Written instruction —
Copy every line from the records below that holds the word "Monocyte".

Supplied records —

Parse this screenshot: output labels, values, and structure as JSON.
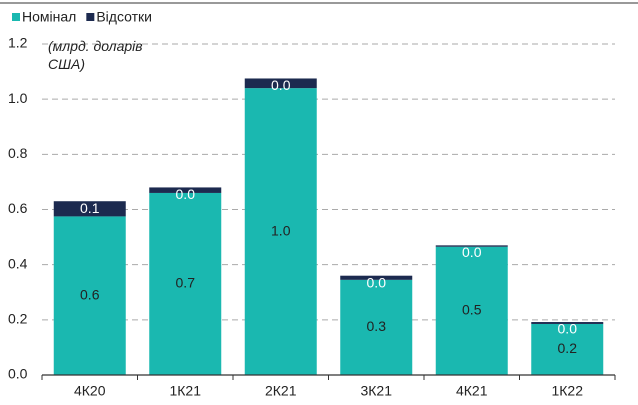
{
  "chart_data": {
    "type": "stacked_bar",
    "annotation": "(млрд. доларів США)",
    "categories": [
      "4К20",
      "1К21",
      "2К21",
      "3К21",
      "4К21",
      "1К22"
    ],
    "series": [
      {
        "name": "Номінал",
        "color": "#1ab8b0",
        "values": [
          0.575,
          0.66,
          1.04,
          0.345,
          0.465,
          0.185
        ],
        "value_labels": [
          "0.6",
          "0.7",
          "1.0",
          "0.3",
          "0.5",
          "0.2"
        ]
      },
      {
        "name": "Відсотки",
        "color": "#1c2a4f",
        "values": [
          0.055,
          0.02,
          0.035,
          0.015,
          0.005,
          0.007
        ],
        "value_labels": [
          "0.1",
          "0.0",
          "0.0",
          "0.0",
          "0.0",
          "0.0"
        ]
      }
    ],
    "ylim": [
      0,
      1.2
    ],
    "yticks": [
      {
        "value": 0,
        "label": "0.0"
      },
      0.2,
      0.4,
      0.6,
      0.8,
      {
        "value": 1,
        "label": "1.0"
      },
      1.2
    ],
    "grid": true,
    "legend": "top-left"
  }
}
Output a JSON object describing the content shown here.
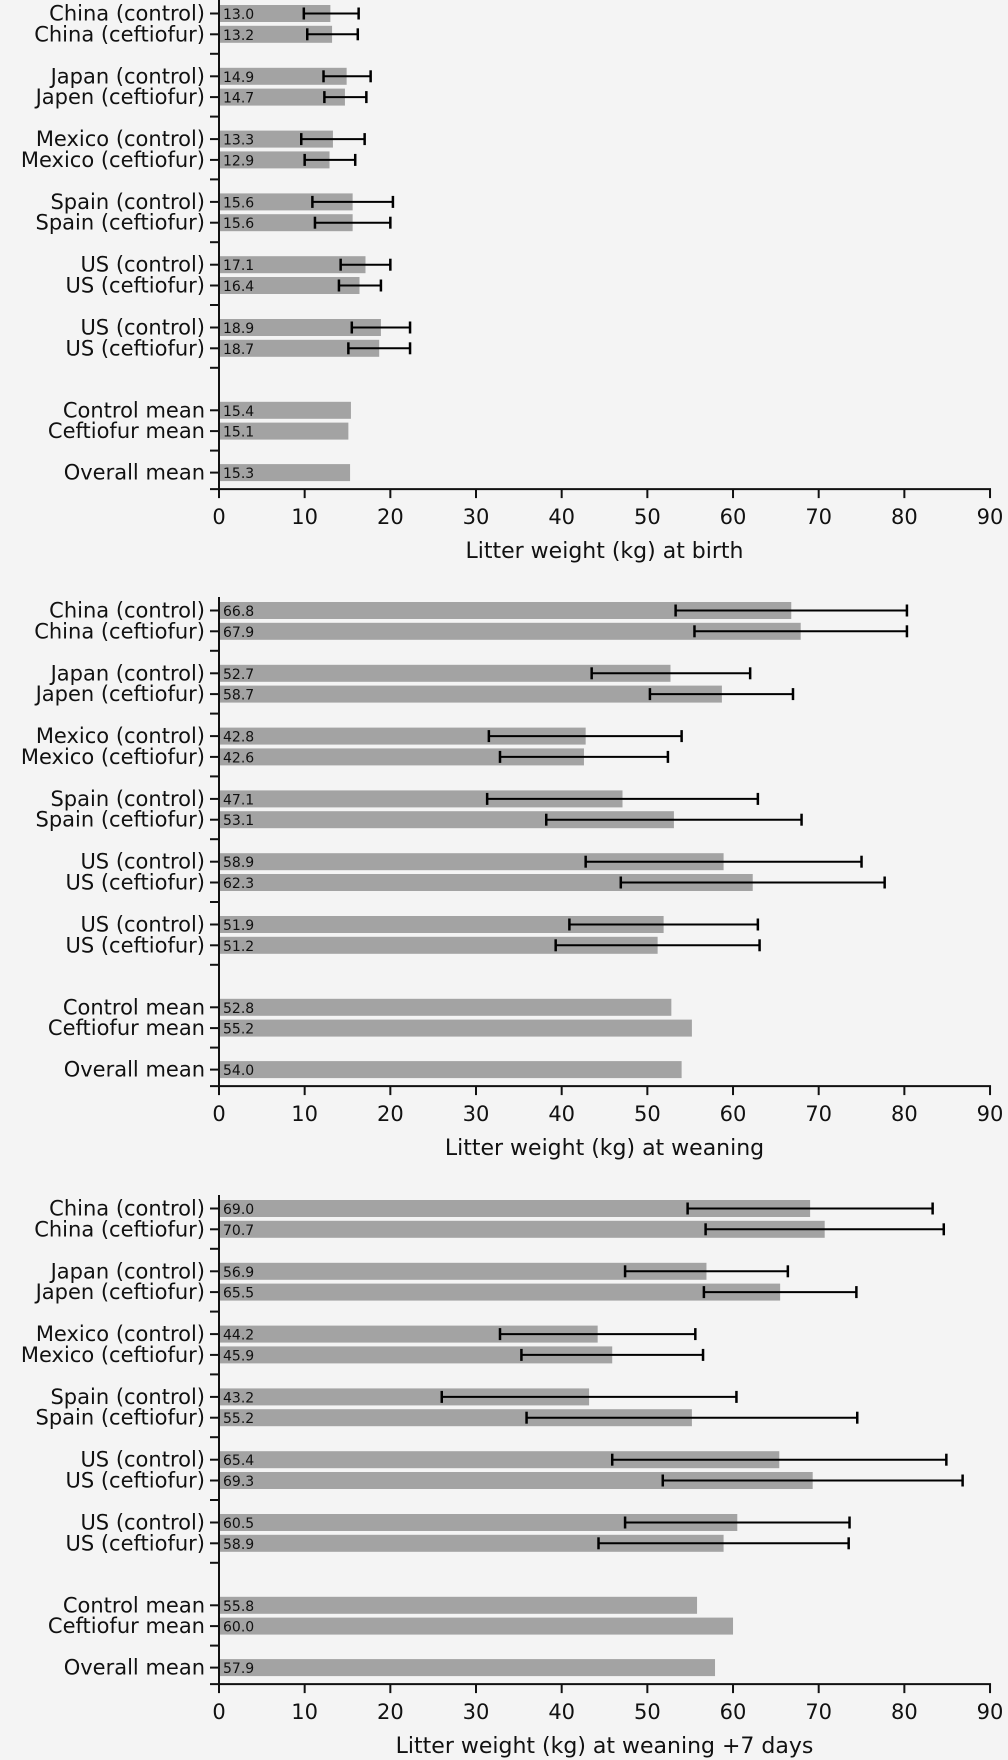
{
  "chart_data": [
    {
      "type": "bar",
      "orientation": "horizontal",
      "xlabel": "Litter weight (kg) at birth",
      "xlim": [
        0,
        90
      ],
      "xticks": [
        0,
        10,
        20,
        30,
        40,
        50,
        60,
        70,
        80,
        90
      ],
      "colors": {
        "bar": "#a3a3a3",
        "error": "#000000"
      },
      "rows": [
        {
          "label": "China (control)",
          "value": 13.0,
          "err_low": 9.9,
          "err_high": 16.3
        },
        {
          "label": "China (ceftiofur)",
          "value": 13.2,
          "err_low": 10.3,
          "err_high": 16.2
        },
        {
          "label": "Japan (control)",
          "value": 14.9,
          "err_low": 12.2,
          "err_high": 17.7
        },
        {
          "label": "Japen (ceftiofur)",
          "value": 14.7,
          "err_low": 12.3,
          "err_high": 17.2
        },
        {
          "label": "Mexico (control)",
          "value": 13.3,
          "err_low": 9.6,
          "err_high": 17.0
        },
        {
          "label": "Mexico (ceftiofur)",
          "value": 12.9,
          "err_low": 10.0,
          "err_high": 15.9
        },
        {
          "label": "Spain (control)",
          "value": 15.6,
          "err_low": 10.9,
          "err_high": 20.3
        },
        {
          "label": "Spain (ceftiofur)",
          "value": 15.6,
          "err_low": 11.2,
          "err_high": 20.0
        },
        {
          "label": "US (control)",
          "value": 17.1,
          "err_low": 14.2,
          "err_high": 20.0
        },
        {
          "label": "US (ceftiofur)",
          "value": 16.4,
          "err_low": 14.0,
          "err_high": 18.9
        },
        {
          "label": "US (control)",
          "value": 18.9,
          "err_low": 15.5,
          "err_high": 22.3
        },
        {
          "label": "US (ceftiofur)",
          "value": 18.7,
          "err_low": 15.1,
          "err_high": 22.3
        },
        {
          "label": "Control mean",
          "value": 15.4
        },
        {
          "label": "Ceftiofur mean",
          "value": 15.1
        },
        {
          "label": "Overall mean",
          "value": 15.3
        }
      ]
    },
    {
      "type": "bar",
      "orientation": "horizontal",
      "xlabel": "Litter weight (kg) at weaning",
      "xlim": [
        0,
        90
      ],
      "xticks": [
        0,
        10,
        20,
        30,
        40,
        50,
        60,
        70,
        80,
        90
      ],
      "colors": {
        "bar": "#a3a3a3",
        "error": "#000000"
      },
      "rows": [
        {
          "label": "China (control)",
          "value": 66.8,
          "err_low": 53.3,
          "err_high": 80.3
        },
        {
          "label": "China (ceftiofur)",
          "value": 67.9,
          "err_low": 55.5,
          "err_high": 80.3
        },
        {
          "label": "Japan (control)",
          "value": 52.7,
          "err_low": 43.5,
          "err_high": 62.0
        },
        {
          "label": "Japen (ceftiofur)",
          "value": 58.7,
          "err_low": 50.3,
          "err_high": 67.0
        },
        {
          "label": "Mexico (control)",
          "value": 42.8,
          "err_low": 31.5,
          "err_high": 54.0
        },
        {
          "label": "Mexico (ceftiofur)",
          "value": 42.6,
          "err_low": 32.8,
          "err_high": 52.4
        },
        {
          "label": "Spain (control)",
          "value": 47.1,
          "err_low": 31.3,
          "err_high": 62.9
        },
        {
          "label": "Spain (ceftiofur)",
          "value": 53.1,
          "err_low": 38.2,
          "err_high": 68.0
        },
        {
          "label": "US (control)",
          "value": 58.9,
          "err_low": 42.8,
          "err_high": 75.0
        },
        {
          "label": "US (ceftiofur)",
          "value": 62.3,
          "err_low": 46.9,
          "err_high": 77.7
        },
        {
          "label": "US (control)",
          "value": 51.9,
          "err_low": 40.9,
          "err_high": 62.9
        },
        {
          "label": "US (ceftiofur)",
          "value": 51.2,
          "err_low": 39.3,
          "err_high": 63.1
        },
        {
          "label": "Control mean",
          "value": 52.8
        },
        {
          "label": "Ceftiofur mean",
          "value": 55.2
        },
        {
          "label": "Overall mean",
          "value": 54.0
        }
      ]
    },
    {
      "type": "bar",
      "orientation": "horizontal",
      "xlabel": "Litter weight (kg) at weaning +7 days",
      "xlim": [
        0,
        90
      ],
      "xticks": [
        0,
        10,
        20,
        30,
        40,
        50,
        60,
        70,
        80,
        90
      ],
      "colors": {
        "bar": "#a3a3a3",
        "error": "#000000"
      },
      "rows": [
        {
          "label": "China (control)",
          "value": 69.0,
          "err_low": 54.7,
          "err_high": 83.3
        },
        {
          "label": "China (ceftiofur)",
          "value": 70.7,
          "err_low": 56.8,
          "err_high": 84.6
        },
        {
          "label": "Japan (control)",
          "value": 56.9,
          "err_low": 47.4,
          "err_high": 66.4
        },
        {
          "label": "Japen (ceftiofur)",
          "value": 65.5,
          "err_low": 56.6,
          "err_high": 74.4
        },
        {
          "label": "Mexico (control)",
          "value": 44.2,
          "err_low": 32.8,
          "err_high": 55.6
        },
        {
          "label": "Mexico (ceftiofur)",
          "value": 45.9,
          "err_low": 35.3,
          "err_high": 56.5
        },
        {
          "label": "Spain (control)",
          "value": 43.2,
          "err_low": 26.0,
          "err_high": 60.4
        },
        {
          "label": "Spain (ceftiofur)",
          "value": 55.2,
          "err_low": 35.9,
          "err_high": 74.5
        },
        {
          "label": "US (control)",
          "value": 65.4,
          "err_low": 45.9,
          "err_high": 84.9
        },
        {
          "label": "US (ceftiofur)",
          "value": 69.3,
          "err_low": 51.8,
          "err_high": 86.8
        },
        {
          "label": "US (control)",
          "value": 60.5,
          "err_low": 47.4,
          "err_high": 73.6
        },
        {
          "label": "US (ceftiofur)",
          "value": 58.9,
          "err_low": 44.3,
          "err_high": 73.5
        },
        {
          "label": "Control mean",
          "value": 55.8
        },
        {
          "label": "Ceftiofur mean",
          "value": 60.0
        },
        {
          "label": "Overall mean",
          "value": 57.9
        }
      ]
    }
  ]
}
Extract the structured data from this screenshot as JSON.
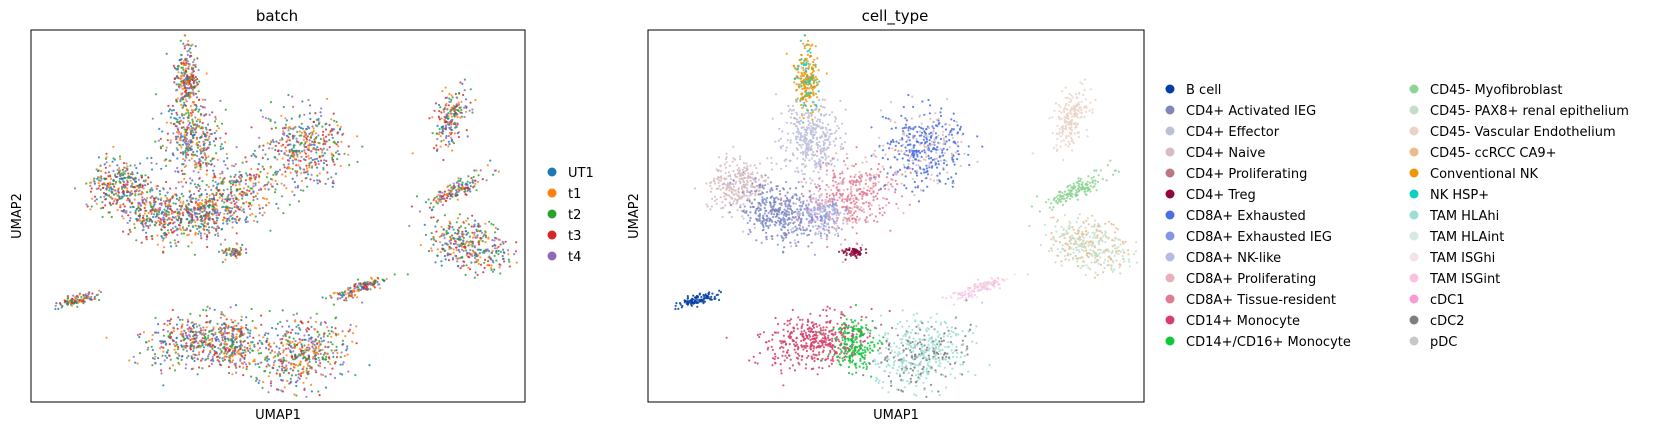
{
  "chart_data": [
    {
      "type": "scatter",
      "title": "batch",
      "xlabel": "UMAP1",
      "ylabel": "UMAP2",
      "grid": false,
      "legend_position": "right",
      "series": [
        {
          "name": "UT1",
          "color": "#1f77b4"
        },
        {
          "name": "t1",
          "color": "#ff7f0e"
        },
        {
          "name": "t2",
          "color": "#2ca02c"
        },
        {
          "name": "t3",
          "color": "#d62728"
        },
        {
          "name": "t4",
          "color": "#9467bd"
        }
      ]
    },
    {
      "type": "scatter",
      "title": "cell_type",
      "xlabel": "UMAP1",
      "ylabel": "UMAP2",
      "grid": false,
      "legend_position": "right",
      "series": [
        {
          "name": "B cell",
          "color": "#023fa5"
        },
        {
          "name": "CD4+ Activated IEG",
          "color": "#7d87b9"
        },
        {
          "name": "CD4+ Effector",
          "color": "#bec1d4"
        },
        {
          "name": "CD4+ Naive",
          "color": "#d6bcc0"
        },
        {
          "name": "CD4+ Proliferating",
          "color": "#bb7784"
        },
        {
          "name": "CD4+ Treg",
          "color": "#8e063b"
        },
        {
          "name": "CD8A+ Exhausted",
          "color": "#4a6fe3"
        },
        {
          "name": "CD8A+ Exhausted IEG",
          "color": "#8595e1"
        },
        {
          "name": "CD8A+ NK-like",
          "color": "#b5bbe3"
        },
        {
          "name": "CD8A+ Proliferating",
          "color": "#e6afb9"
        },
        {
          "name": "CD8A+ Tissue-resident",
          "color": "#e07b91"
        },
        {
          "name": "CD14+ Monocyte",
          "color": "#d33f6a"
        },
        {
          "name": "CD14+/CD16+ Monocyte",
          "color": "#11c638"
        },
        {
          "name": "CD45- Myofibroblast",
          "color": "#8dd593"
        },
        {
          "name": "CD45- PAX8+ renal epithelium",
          "color": "#c6dec7"
        },
        {
          "name": "CD45- Vascular Endothelium",
          "color": "#ead3c6"
        },
        {
          "name": "CD45- ccRCC CA9+",
          "color": "#f0b98d"
        },
        {
          "name": "Conventional NK",
          "color": "#ef9708"
        },
        {
          "name": "NK HSP+",
          "color": "#0fcfc0"
        },
        {
          "name": "TAM HLAhi",
          "color": "#9cded6"
        },
        {
          "name": "TAM HLAint",
          "color": "#d5eae7"
        },
        {
          "name": "TAM ISGhi",
          "color": "#f3e1eb"
        },
        {
          "name": "TAM ISGint",
          "color": "#f6c4e1"
        },
        {
          "name": "cDC1",
          "color": "#f79cd4"
        },
        {
          "name": "cDC2",
          "color": "#7f7f7f"
        },
        {
          "name": "pDC",
          "color": "#c7c7c7"
        }
      ]
    }
  ]
}
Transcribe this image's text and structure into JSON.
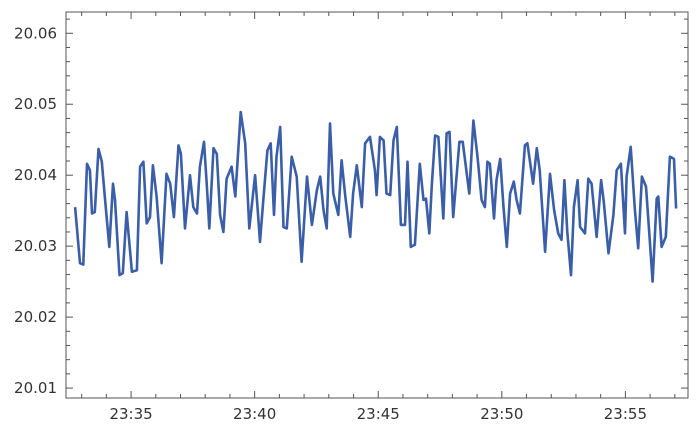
{
  "chart_data": {
    "type": "line",
    "title": "",
    "xlabel": "",
    "ylabel": "",
    "xlim": [
      "23:32:22",
      "23:57:32"
    ],
    "ylim": [
      20.0086,
      20.063
    ],
    "x_ticks": [
      "23:35",
      "23:40",
      "23:45",
      "23:50",
      "23:55"
    ],
    "y_ticks": [
      "20.01",
      "20.02",
      "20.03",
      "20.04",
      "20.05",
      "20.06"
    ],
    "grid": false,
    "line_color": "#3a5ea8",
    "series": [
      {
        "x": [
          "23:32:44",
          "23:32:56",
          "23:33:04",
          "23:33:13",
          "23:33:20",
          "23:33:25",
          "23:33:32",
          "23:33:41",
          "23:33:49",
          "23:33:57",
          "23:34:07",
          "23:34:16",
          "23:34:21",
          "23:34:32",
          "23:34:40",
          "23:34:49",
          "23:35:02",
          "23:35:14",
          "23:35:22",
          "23:35:30",
          "23:35:38",
          "23:35:46",
          "23:35:53",
          "23:36:02",
          "23:36:14",
          "23:36:26",
          "23:36:35",
          "23:36:44",
          "23:36:55",
          "23:37:01",
          "23:37:11",
          "23:37:23",
          "23:37:31",
          "23:37:40",
          "23:37:47",
          "23:37:57",
          "23:38:04",
          "23:38:10",
          "23:38:20",
          "23:38:28",
          "23:38:36",
          "23:38:44",
          "23:38:52",
          "23:39:04",
          "23:39:13",
          "23:39:26",
          "23:39:37",
          "23:39:47",
          "23:40:01",
          "23:40:07",
          "23:40:13",
          "23:40:21",
          "23:40:31",
          "23:40:39",
          "23:40:47",
          "23:40:53",
          "23:41:02",
          "23:41:10",
          "23:41:18",
          "23:41:30",
          "23:41:42",
          "23:41:54",
          "23:42:07",
          "23:42:19",
          "23:42:31",
          "23:42:39",
          "23:42:47",
          "23:42:55",
          "23:43:03",
          "23:43:11",
          "23:43:23",
          "23:43:31",
          "23:43:40",
          "23:43:52",
          "23:43:59",
          "23:44:08",
          "23:44:20",
          "23:44:28",
          "23:44:40",
          "23:44:52",
          "23:44:56",
          "23:45:04",
          "23:45:13",
          "23:45:20",
          "23:45:29",
          "23:45:37",
          "23:45:45",
          "23:45:55",
          "23:46:05",
          "23:46:11",
          "23:46:19",
          "23:46:29",
          "23:46:41",
          "23:46:50",
          "23:46:56",
          "23:47:04",
          "23:47:10",
          "23:47:18",
          "23:47:26",
          "23:47:38",
          "23:47:46",
          "23:47:53",
          "23:48:02",
          "23:48:17",
          "23:48:25",
          "23:48:41",
          "23:48:51",
          "23:49:01",
          "23:49:11",
          "23:49:19",
          "23:49:25",
          "23:49:31",
          "23:49:41",
          "23:49:47",
          "23:49:56",
          "23:50:04",
          "23:50:12",
          "23:50:20",
          "23:50:29",
          "23:50:36",
          "23:50:44",
          "23:50:56",
          "23:51:02",
          "23:51:16",
          "23:51:25",
          "23:51:32",
          "23:51:45",
          "23:51:57",
          "23:52:07",
          "23:52:17",
          "23:52:25",
          "23:52:32",
          "23:52:39",
          "23:52:48",
          "23:52:55",
          "23:53:04",
          "23:53:10",
          "23:53:22",
          "23:53:30",
          "23:53:38",
          "23:53:50",
          "23:54:01",
          "23:54:07",
          "23:54:19",
          "23:54:31",
          "23:54:39",
          "23:54:49",
          "23:54:59",
          "23:55:03",
          "23:55:13",
          "23:55:23",
          "23:55:31",
          "23:55:40",
          "23:55:50",
          "23:55:58",
          "23:56:06",
          "23:56:16",
          "23:56:20",
          "23:56:28",
          "23:56:38",
          "23:56:48",
          "23:56:58",
          "23:57:03"
        ],
        "y": [
          20.0355,
          20.0276,
          20.0274,
          20.0416,
          20.0407,
          20.0346,
          20.0348,
          20.0437,
          20.0419,
          20.0365,
          20.0299,
          20.0388,
          20.0365,
          20.0259,
          20.0262,
          20.0348,
          20.0264,
          20.0266,
          20.0412,
          20.0419,
          20.0332,
          20.0341,
          20.0414,
          20.037,
          20.0276,
          20.0402,
          20.0388,
          20.0341,
          20.0442,
          20.043,
          20.0325,
          20.04,
          20.0355,
          20.0346,
          20.0412,
          20.0447,
          20.0384,
          20.0325,
          20.0438,
          20.043,
          20.0344,
          20.032,
          20.0395,
          20.0412,
          20.037,
          20.0489,
          20.0445,
          20.0325,
          20.04,
          20.0355,
          20.0306,
          20.0365,
          20.0435,
          20.0445,
          20.0344,
          20.0426,
          20.0468,
          20.0327,
          20.0325,
          20.0426,
          20.0398,
          20.0278,
          20.0398,
          20.033,
          20.0379,
          20.0398,
          20.0351,
          20.0325,
          20.0473,
          20.0374,
          20.0344,
          20.0421,
          20.037,
          20.0313,
          20.0374,
          20.0414,
          20.0355,
          20.0445,
          20.0454,
          20.0407,
          20.0372,
          20.0454,
          20.0449,
          20.0374,
          20.0372,
          20.0449,
          20.0468,
          20.033,
          20.033,
          20.0419,
          20.0299,
          20.0302,
          20.0416,
          20.0365,
          20.0367,
          20.0318,
          20.0386,
          20.0456,
          20.0454,
          20.0339,
          20.0459,
          20.0461,
          20.0341,
          20.0447,
          20.0447,
          20.0374,
          20.0477,
          20.0426,
          20.0365,
          20.0355,
          20.0419,
          20.0416,
          20.0339,
          20.0393,
          20.0423,
          20.0355,
          20.0299,
          20.0374,
          20.0391,
          20.0365,
          20.0346,
          20.0442,
          20.0445,
          20.0388,
          20.0438,
          20.0407,
          20.0292,
          20.0402,
          20.0351,
          20.0318,
          20.0309,
          20.0393,
          20.032,
          20.0259,
          20.0355,
          20.0393,
          20.0327,
          20.0318,
          20.0395,
          20.0388,
          20.0313,
          20.0393,
          20.0365,
          20.029,
          20.0344,
          20.0407,
          20.0416,
          20.0318,
          20.0398,
          20.044,
          20.0351,
          20.0297,
          20.0398,
          20.0384,
          20.0318,
          20.025,
          20.0367,
          20.037,
          20.0299,
          20.0313,
          20.0426,
          20.0423,
          20.0353
        ]
      }
    ]
  }
}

Final result —
          "name": "CD14+ Monocyte",
          "name": "CD14+/CD16+ Monocyte",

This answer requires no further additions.